#### [What to do]
Give back exactly the lines running from the line with "Extract the structured" to the end of the entries, and only those lines.

#### [Extracted records]

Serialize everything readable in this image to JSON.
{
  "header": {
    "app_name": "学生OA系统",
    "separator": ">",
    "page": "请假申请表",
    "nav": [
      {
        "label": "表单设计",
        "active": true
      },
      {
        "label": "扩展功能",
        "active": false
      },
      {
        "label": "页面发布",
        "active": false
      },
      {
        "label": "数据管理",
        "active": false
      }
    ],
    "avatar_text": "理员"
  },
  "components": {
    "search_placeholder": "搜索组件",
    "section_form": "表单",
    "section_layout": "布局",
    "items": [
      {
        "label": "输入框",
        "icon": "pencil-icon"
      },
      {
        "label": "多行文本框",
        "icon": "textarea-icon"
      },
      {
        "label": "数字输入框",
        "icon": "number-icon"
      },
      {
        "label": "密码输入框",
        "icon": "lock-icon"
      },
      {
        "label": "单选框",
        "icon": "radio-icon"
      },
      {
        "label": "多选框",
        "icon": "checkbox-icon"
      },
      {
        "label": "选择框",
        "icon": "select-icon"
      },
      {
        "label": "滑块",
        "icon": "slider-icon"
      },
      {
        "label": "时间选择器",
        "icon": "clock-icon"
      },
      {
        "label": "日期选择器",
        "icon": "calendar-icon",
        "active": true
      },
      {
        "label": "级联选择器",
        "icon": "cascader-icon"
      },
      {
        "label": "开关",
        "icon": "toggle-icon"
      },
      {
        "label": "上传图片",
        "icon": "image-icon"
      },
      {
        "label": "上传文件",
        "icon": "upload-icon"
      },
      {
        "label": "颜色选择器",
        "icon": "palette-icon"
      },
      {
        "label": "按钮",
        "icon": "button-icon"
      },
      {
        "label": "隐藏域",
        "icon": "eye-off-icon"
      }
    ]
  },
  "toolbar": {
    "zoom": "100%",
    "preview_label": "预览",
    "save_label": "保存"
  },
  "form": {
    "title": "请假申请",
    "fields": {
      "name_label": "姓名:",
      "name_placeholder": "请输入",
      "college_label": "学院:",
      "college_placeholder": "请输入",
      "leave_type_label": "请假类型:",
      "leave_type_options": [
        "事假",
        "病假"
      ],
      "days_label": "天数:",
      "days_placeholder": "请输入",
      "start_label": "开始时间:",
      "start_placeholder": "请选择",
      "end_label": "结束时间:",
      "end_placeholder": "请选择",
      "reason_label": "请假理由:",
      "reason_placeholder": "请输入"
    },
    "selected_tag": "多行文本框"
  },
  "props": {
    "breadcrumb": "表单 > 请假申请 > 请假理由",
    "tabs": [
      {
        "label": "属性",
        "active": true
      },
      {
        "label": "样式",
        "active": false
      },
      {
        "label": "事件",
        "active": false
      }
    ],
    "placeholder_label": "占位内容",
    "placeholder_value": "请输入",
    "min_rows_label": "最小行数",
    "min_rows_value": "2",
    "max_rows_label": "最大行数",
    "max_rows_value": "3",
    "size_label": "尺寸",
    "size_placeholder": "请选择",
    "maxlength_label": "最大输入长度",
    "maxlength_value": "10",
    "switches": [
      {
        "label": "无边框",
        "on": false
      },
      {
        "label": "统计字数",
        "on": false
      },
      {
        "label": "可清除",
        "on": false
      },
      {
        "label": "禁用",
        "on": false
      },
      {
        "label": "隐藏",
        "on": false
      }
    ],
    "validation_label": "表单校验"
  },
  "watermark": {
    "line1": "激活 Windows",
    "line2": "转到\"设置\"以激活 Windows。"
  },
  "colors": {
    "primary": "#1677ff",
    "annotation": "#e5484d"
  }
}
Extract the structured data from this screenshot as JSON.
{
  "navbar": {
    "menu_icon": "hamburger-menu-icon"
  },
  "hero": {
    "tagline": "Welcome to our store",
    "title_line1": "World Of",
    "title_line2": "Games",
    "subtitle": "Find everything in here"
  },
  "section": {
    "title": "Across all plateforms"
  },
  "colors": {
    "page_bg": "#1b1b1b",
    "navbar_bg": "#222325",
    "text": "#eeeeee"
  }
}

#### [The completed task]
Extract the structured data from this screenshot as JSON.
{
  "navbar": {
    "menu_icon": "hamburger-menu-icon"
  },
  "hero": {
    "tagline": "Welcome to our store",
    "title_line1": "World Of",
    "title_line2": "Games",
    "subtitle": "Find everything in here"
  },
  "section": {
    "title": "Across all plateforms"
  },
  "colors": {
    "page_bg": "#1b1b1b",
    "navbar_bg": "#222325",
    "text": "#eeeeee"
  }
}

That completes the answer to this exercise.